_Exercise_.
Select every line below containing the word "this".

(Stored data entries)
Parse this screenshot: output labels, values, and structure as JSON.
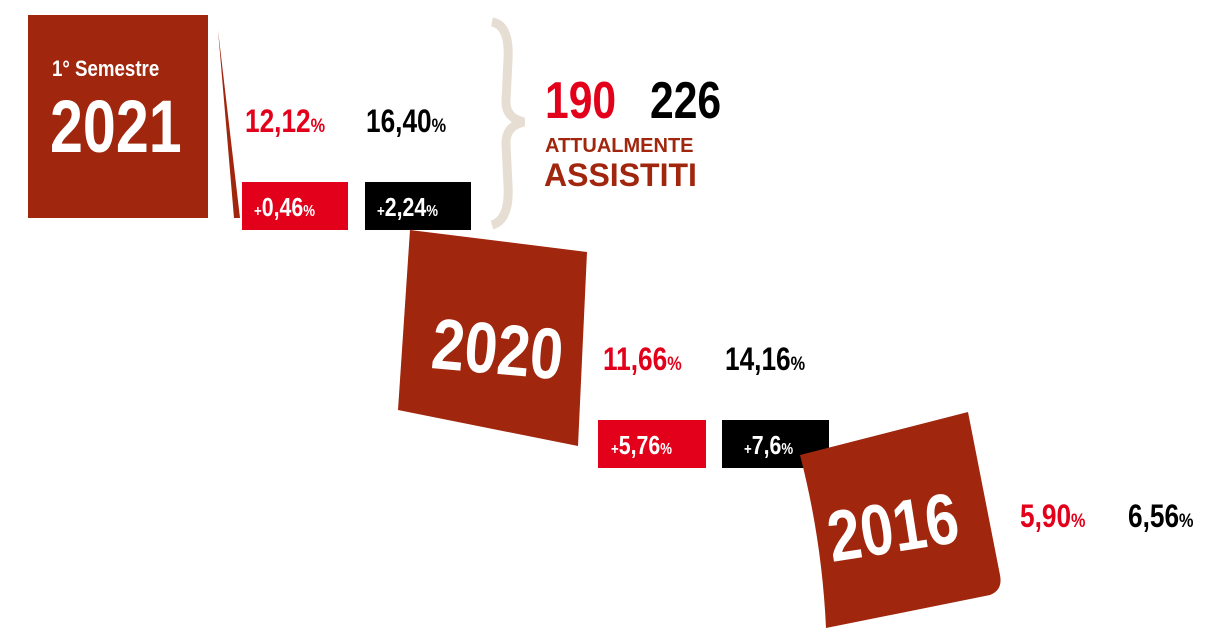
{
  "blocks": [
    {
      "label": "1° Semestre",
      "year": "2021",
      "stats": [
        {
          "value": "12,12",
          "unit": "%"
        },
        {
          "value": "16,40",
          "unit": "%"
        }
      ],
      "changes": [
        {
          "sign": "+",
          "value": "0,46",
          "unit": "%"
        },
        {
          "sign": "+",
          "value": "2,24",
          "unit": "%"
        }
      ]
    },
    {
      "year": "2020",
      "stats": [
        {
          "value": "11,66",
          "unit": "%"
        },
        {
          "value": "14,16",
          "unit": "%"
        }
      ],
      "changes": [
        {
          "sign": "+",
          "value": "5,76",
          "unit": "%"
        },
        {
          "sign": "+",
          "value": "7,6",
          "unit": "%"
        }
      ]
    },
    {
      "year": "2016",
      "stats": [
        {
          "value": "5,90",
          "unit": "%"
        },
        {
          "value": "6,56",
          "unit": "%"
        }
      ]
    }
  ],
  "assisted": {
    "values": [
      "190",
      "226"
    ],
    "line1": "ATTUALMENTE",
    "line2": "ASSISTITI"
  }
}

* * *

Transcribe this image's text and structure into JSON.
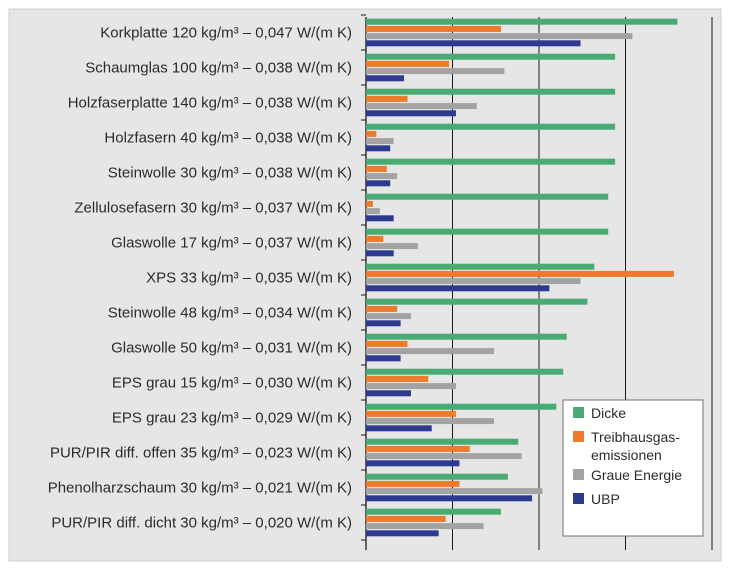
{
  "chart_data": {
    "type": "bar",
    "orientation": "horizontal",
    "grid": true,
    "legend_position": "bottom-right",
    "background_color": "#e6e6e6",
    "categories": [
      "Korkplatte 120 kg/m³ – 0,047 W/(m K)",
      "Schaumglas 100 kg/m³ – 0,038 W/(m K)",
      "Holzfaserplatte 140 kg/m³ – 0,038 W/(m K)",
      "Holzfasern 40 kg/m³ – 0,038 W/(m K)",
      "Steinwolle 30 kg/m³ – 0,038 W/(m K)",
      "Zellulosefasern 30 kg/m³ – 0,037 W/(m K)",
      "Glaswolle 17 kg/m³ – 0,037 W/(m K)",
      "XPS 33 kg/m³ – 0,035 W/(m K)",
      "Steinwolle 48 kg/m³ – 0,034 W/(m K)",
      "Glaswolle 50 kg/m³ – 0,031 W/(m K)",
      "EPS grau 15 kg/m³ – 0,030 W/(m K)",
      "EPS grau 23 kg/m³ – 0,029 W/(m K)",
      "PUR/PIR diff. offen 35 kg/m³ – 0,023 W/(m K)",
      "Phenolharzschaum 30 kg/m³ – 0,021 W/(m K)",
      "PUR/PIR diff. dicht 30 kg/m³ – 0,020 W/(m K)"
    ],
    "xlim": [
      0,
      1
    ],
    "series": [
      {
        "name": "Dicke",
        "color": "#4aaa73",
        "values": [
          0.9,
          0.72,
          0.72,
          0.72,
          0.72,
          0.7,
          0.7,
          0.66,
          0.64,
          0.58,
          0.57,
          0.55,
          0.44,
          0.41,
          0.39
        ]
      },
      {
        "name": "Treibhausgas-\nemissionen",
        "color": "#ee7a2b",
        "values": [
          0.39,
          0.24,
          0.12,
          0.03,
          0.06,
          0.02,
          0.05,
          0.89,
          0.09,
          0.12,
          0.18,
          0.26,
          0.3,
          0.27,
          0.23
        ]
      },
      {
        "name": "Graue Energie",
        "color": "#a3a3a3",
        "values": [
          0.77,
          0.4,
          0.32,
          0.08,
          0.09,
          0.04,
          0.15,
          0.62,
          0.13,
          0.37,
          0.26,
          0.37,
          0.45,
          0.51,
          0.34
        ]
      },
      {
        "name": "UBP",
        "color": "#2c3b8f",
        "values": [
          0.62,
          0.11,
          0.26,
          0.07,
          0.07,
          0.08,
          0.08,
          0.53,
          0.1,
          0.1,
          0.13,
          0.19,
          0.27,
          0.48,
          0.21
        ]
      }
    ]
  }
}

_Response below_.
Parse this screenshot: output labels, values, and structure as JSON.
Transcribe this image's text and structure into JSON.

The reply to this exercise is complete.